## [Work to complete]
The records below need retyping in full; give them again exactly.

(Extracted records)
▬▬▬▬▬▬

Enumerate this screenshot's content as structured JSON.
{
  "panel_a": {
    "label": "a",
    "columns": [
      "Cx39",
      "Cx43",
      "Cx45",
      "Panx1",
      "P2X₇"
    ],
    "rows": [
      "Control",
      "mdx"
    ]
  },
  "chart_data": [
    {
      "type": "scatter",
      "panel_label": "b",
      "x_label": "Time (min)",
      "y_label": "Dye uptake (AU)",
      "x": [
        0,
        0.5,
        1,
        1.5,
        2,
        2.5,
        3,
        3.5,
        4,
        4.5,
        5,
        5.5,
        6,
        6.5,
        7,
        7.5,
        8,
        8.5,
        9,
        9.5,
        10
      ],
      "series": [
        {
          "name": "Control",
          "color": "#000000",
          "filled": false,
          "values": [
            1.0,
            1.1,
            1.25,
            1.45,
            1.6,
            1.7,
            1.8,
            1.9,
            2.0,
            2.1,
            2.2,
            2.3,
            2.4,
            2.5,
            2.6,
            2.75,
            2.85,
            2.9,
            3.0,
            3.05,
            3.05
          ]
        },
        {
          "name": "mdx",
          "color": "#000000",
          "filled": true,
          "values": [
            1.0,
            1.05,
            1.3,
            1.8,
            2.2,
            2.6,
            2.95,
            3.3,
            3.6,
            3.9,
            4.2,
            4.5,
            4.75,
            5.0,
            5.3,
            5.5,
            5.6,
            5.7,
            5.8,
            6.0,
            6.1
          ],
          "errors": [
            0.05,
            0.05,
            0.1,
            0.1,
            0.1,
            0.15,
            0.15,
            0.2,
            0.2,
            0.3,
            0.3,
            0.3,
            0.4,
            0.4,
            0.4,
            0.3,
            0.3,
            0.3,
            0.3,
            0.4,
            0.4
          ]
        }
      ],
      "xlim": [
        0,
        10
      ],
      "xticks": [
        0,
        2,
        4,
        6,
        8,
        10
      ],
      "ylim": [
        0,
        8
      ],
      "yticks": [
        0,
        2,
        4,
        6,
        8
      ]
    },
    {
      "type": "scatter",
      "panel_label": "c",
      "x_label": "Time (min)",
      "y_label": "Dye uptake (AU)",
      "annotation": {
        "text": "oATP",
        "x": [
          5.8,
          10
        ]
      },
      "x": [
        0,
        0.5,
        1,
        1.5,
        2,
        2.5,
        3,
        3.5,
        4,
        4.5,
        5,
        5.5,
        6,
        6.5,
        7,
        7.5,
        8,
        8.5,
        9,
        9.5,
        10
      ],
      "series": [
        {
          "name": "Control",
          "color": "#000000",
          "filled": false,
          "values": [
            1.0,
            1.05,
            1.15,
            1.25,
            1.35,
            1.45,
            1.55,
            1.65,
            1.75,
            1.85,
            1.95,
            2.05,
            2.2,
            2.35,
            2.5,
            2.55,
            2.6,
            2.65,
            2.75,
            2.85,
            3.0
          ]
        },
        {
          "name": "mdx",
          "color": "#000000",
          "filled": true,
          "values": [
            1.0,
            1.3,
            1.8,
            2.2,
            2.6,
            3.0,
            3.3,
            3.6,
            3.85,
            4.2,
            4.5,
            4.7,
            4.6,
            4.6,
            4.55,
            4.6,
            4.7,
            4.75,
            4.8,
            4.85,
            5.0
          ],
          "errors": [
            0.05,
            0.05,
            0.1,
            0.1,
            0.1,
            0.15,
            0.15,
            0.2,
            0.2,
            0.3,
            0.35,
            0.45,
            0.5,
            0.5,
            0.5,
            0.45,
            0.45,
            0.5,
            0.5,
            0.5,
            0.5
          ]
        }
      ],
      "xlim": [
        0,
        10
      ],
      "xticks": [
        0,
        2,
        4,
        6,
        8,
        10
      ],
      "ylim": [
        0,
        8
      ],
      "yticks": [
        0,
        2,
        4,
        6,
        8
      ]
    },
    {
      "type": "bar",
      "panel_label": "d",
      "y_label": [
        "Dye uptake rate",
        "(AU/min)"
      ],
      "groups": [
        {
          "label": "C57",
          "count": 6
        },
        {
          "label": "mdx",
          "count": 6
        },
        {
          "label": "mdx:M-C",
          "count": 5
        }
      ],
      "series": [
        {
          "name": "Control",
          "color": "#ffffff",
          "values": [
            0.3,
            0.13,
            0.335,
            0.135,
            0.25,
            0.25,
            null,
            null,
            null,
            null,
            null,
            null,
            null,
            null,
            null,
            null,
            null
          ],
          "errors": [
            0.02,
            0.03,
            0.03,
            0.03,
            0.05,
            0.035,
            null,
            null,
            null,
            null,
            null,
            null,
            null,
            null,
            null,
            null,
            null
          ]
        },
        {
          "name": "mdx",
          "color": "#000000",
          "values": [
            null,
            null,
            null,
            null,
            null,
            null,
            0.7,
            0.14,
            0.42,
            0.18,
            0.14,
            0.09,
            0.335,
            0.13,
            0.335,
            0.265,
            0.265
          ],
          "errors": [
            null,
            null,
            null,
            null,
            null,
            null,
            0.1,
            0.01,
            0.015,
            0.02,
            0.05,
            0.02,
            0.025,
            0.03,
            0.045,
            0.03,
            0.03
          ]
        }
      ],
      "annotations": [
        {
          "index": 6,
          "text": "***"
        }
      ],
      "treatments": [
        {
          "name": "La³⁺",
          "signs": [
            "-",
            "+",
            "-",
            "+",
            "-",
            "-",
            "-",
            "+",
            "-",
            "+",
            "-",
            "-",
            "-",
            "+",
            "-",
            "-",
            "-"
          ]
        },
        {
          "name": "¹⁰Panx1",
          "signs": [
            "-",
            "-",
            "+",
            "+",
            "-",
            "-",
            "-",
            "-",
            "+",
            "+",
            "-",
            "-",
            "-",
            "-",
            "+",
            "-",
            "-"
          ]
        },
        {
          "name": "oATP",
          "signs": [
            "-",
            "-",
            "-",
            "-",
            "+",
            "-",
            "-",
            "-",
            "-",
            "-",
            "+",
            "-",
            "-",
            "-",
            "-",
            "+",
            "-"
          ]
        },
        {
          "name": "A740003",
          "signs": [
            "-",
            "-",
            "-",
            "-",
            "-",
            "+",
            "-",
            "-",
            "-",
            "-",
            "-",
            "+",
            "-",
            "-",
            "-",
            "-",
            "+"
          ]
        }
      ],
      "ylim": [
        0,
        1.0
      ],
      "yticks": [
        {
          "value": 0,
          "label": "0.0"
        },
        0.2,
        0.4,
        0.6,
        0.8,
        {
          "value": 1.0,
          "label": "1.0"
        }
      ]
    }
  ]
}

▬▬▬▬▬▬

## [Exercise answer]
Enumerate this screenshot's content as structured JSON.
{
  "panel_a": {
    "label": "a",
    "columns": [
      "Cx39",
      "Cx43",
      "Cx45",
      "Panx1",
      "P2X₇"
    ],
    "rows": [
      "Control",
      "mdx"
    ]
  },
  "chart_data": [
    {
      "type": "scatter",
      "panel_label": "b",
      "x_label": "Time (min)",
      "y_label": "Dye uptake (AU)",
      "x": [
        0,
        0.5,
        1,
        1.5,
        2,
        2.5,
        3,
        3.5,
        4,
        4.5,
        5,
        5.5,
        6,
        6.5,
        7,
        7.5,
        8,
        8.5,
        9,
        9.5,
        10
      ],
      "series": [
        {
          "name": "Control",
          "color": "#000000",
          "filled": false,
          "values": [
            1.0,
            1.1,
            1.25,
            1.45,
            1.6,
            1.7,
            1.8,
            1.9,
            2.0,
            2.1,
            2.2,
            2.3,
            2.4,
            2.5,
            2.6,
            2.75,
            2.85,
            2.9,
            3.0,
            3.05,
            3.05
          ]
        },
        {
          "name": "mdx",
          "color": "#000000",
          "filled": true,
          "values": [
            1.0,
            1.05,
            1.3,
            1.8,
            2.2,
            2.6,
            2.95,
            3.3,
            3.6,
            3.9,
            4.2,
            4.5,
            4.75,
            5.0,
            5.3,
            5.5,
            5.6,
            5.7,
            5.8,
            6.0,
            6.1
          ],
          "errors": [
            0.05,
            0.05,
            0.1,
            0.1,
            0.1,
            0.15,
            0.15,
            0.2,
            0.2,
            0.3,
            0.3,
            0.3,
            0.4,
            0.4,
            0.4,
            0.3,
            0.3,
            0.3,
            0.3,
            0.4,
            0.4
          ]
        }
      ],
      "xlim": [
        0,
        10
      ],
      "xticks": [
        0,
        2,
        4,
        6,
        8,
        10
      ],
      "ylim": [
        0,
        8
      ],
      "yticks": [
        0,
        2,
        4,
        6,
        8
      ]
    },
    {
      "type": "scatter",
      "panel_label": "c",
      "x_label": "Time (min)",
      "y_label": "Dye uptake (AU)",
      "annotation": {
        "text": "oATP",
        "x": [
          5.8,
          10
        ]
      },
      "x": [
        0,
        0.5,
        1,
        1.5,
        2,
        2.5,
        3,
        3.5,
        4,
        4.5,
        5,
        5.5,
        6,
        6.5,
        7,
        7.5,
        8,
        8.5,
        9,
        9.5,
        10
      ],
      "series": [
        {
          "name": "Control",
          "color": "#000000",
          "filled": false,
          "values": [
            1.0,
            1.05,
            1.15,
            1.25,
            1.35,
            1.45,
            1.55,
            1.65,
            1.75,
            1.85,
            1.95,
            2.05,
            2.2,
            2.35,
            2.5,
            2.55,
            2.6,
            2.65,
            2.75,
            2.85,
            3.0
          ]
        },
        {
          "name": "mdx",
          "color": "#000000",
          "filled": true,
          "values": [
            1.0,
            1.3,
            1.8,
            2.2,
            2.6,
            3.0,
            3.3,
            3.6,
            3.85,
            4.2,
            4.5,
            4.7,
            4.6,
            4.6,
            4.55,
            4.6,
            4.7,
            4.75,
            4.8,
            4.85,
            5.0
          ],
          "errors": [
            0.05,
            0.05,
            0.1,
            0.1,
            0.1,
            0.15,
            0.15,
            0.2,
            0.2,
            0.3,
            0.35,
            0.45,
            0.5,
            0.5,
            0.5,
            0.45,
            0.45,
            0.5,
            0.5,
            0.5,
            0.5
          ]
        }
      ],
      "xlim": [
        0,
        10
      ],
      "xticks": [
        0,
        2,
        4,
        6,
        8,
        10
      ],
      "ylim": [
        0,
        8
      ],
      "yticks": [
        0,
        2,
        4,
        6,
        8
      ]
    },
    {
      "type": "bar",
      "panel_label": "d",
      "y_label": [
        "Dye uptake rate",
        "(AU/min)"
      ],
      "groups": [
        {
          "label": "C57",
          "count": 6
        },
        {
          "label": "mdx",
          "count": 6
        },
        {
          "label": "mdx:M-C",
          "count": 5
        }
      ],
      "series": [
        {
          "name": "Control",
          "color": "#ffffff",
          "values": [
            0.3,
            0.13,
            0.335,
            0.135,
            0.25,
            0.25,
            null,
            null,
            null,
            null,
            null,
            null,
            null,
            null,
            null,
            null,
            null
          ],
          "errors": [
            0.02,
            0.03,
            0.03,
            0.03,
            0.05,
            0.035,
            null,
            null,
            null,
            null,
            null,
            null,
            null,
            null,
            null,
            null,
            null
          ]
        },
        {
          "name": "mdx",
          "color": "#000000",
          "values": [
            null,
            null,
            null,
            null,
            null,
            null,
            0.7,
            0.14,
            0.42,
            0.18,
            0.14,
            0.09,
            0.335,
            0.13,
            0.335,
            0.265,
            0.265
          ],
          "errors": [
            null,
            null,
            null,
            null,
            null,
            null,
            0.1,
            0.01,
            0.015,
            0.02,
            0.05,
            0.02,
            0.025,
            0.03,
            0.045,
            0.03,
            0.03
          ]
        }
      ],
      "annotations": [
        {
          "index": 6,
          "text": "***"
        }
      ],
      "treatments": [
        {
          "name": "La³⁺",
          "signs": [
            "-",
            "+",
            "-",
            "+",
            "-",
            "-",
            "-",
            "+",
            "-",
            "+",
            "-",
            "-",
            "-",
            "+",
            "-",
            "-",
            "-"
          ]
        },
        {
          "name": "¹⁰Panx1",
          "signs": [
            "-",
            "-",
            "+",
            "+",
            "-",
            "-",
            "-",
            "-",
            "+",
            "+",
            "-",
            "-",
            "-",
            "-",
            "+",
            "-",
            "-"
          ]
        },
        {
          "name": "oATP",
          "signs": [
            "-",
            "-",
            "-",
            "-",
            "+",
            "-",
            "-",
            "-",
            "-",
            "-",
            "+",
            "-",
            "-",
            "-",
            "-",
            "+",
            "-"
          ]
        },
        {
          "name": "A740003",
          "signs": [
            "-",
            "-",
            "-",
            "-",
            "-",
            "+",
            "-",
            "-",
            "-",
            "-",
            "-",
            "+",
            "-",
            "-",
            "-",
            "-",
            "+"
          ]
        }
      ],
      "ylim": [
        0,
        1.0
      ],
      "yticks": [
        {
          "value": 0,
          "label": "0.0"
        },
        0.2,
        0.4,
        0.6,
        0.8,
        {
          "value": 1.0,
          "label": "1.0"
        }
      ]
    }
  ]
}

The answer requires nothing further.